**TASK OBJECTIVE:** Pull each line containing "Heute" out of the data and copy it.

**DATA:**

— Start —

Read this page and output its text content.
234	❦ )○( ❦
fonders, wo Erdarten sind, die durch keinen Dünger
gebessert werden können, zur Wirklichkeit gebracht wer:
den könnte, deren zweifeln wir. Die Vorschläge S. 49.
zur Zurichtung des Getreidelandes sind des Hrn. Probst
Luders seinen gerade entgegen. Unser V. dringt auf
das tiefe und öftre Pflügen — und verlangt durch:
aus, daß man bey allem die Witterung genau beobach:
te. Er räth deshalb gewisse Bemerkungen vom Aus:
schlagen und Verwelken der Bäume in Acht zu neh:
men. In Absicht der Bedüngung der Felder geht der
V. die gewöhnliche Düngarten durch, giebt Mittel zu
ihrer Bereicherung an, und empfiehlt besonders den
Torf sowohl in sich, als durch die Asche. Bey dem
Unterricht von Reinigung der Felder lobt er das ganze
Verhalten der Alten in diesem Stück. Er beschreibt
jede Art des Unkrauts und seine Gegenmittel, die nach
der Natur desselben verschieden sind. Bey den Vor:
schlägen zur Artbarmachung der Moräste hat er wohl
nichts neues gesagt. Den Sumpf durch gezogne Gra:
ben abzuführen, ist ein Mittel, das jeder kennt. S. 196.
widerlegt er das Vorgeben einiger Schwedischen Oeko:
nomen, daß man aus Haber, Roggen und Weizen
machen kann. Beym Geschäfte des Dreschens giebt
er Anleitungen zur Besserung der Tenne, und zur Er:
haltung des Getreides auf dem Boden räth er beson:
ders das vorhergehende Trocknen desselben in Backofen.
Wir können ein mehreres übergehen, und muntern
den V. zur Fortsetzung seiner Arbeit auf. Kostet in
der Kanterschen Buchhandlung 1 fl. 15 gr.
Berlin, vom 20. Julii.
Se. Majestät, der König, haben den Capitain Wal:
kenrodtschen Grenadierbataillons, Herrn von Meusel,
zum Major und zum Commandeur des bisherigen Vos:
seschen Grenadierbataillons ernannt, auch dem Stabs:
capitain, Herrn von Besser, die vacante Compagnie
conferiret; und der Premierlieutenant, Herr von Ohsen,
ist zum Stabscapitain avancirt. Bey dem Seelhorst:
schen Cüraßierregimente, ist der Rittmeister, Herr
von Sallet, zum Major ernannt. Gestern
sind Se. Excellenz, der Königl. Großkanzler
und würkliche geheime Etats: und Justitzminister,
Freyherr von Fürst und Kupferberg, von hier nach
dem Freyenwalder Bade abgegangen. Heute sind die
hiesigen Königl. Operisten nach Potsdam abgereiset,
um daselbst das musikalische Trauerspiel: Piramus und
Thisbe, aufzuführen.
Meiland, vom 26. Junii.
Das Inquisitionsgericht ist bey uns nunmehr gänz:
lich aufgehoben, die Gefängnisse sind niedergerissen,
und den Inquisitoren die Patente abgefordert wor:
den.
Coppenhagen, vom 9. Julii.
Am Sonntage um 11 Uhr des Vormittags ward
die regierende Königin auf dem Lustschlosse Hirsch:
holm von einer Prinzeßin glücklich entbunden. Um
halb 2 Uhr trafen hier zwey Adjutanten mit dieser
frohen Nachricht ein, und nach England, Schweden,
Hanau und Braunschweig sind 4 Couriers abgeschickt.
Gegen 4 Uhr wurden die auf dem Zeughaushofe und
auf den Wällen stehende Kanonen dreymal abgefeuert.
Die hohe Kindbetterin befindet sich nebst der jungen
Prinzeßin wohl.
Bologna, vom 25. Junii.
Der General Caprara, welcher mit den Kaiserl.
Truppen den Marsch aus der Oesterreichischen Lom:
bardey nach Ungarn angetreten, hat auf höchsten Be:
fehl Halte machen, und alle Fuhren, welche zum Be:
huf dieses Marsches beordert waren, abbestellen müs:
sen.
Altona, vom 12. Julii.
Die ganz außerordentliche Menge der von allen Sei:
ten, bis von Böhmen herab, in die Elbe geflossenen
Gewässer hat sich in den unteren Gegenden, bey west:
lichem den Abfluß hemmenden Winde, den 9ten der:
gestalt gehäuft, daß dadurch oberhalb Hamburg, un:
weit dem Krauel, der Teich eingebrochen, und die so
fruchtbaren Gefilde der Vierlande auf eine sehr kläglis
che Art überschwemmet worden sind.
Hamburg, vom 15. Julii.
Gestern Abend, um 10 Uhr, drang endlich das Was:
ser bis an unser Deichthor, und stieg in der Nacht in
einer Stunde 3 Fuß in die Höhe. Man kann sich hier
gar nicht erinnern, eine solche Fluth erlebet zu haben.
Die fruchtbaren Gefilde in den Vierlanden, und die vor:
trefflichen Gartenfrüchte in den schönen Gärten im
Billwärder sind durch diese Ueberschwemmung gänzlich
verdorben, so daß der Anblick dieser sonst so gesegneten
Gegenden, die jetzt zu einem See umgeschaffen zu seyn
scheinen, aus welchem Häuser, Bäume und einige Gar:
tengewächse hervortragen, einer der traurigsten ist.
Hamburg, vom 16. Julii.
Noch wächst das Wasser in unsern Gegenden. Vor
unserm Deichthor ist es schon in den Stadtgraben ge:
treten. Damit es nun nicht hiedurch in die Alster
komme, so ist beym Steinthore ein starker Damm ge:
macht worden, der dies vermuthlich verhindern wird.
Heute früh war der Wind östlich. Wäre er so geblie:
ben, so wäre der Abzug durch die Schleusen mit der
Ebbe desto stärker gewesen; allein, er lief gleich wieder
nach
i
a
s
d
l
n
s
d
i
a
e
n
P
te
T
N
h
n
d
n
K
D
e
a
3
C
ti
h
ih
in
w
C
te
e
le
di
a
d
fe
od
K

— End —

**ANSWER FOR THE TASK:**
dem Freyenwalder Bade abgegangen. Heute sind die
Heute früh war der Wind östlich. Wäre er so geblie:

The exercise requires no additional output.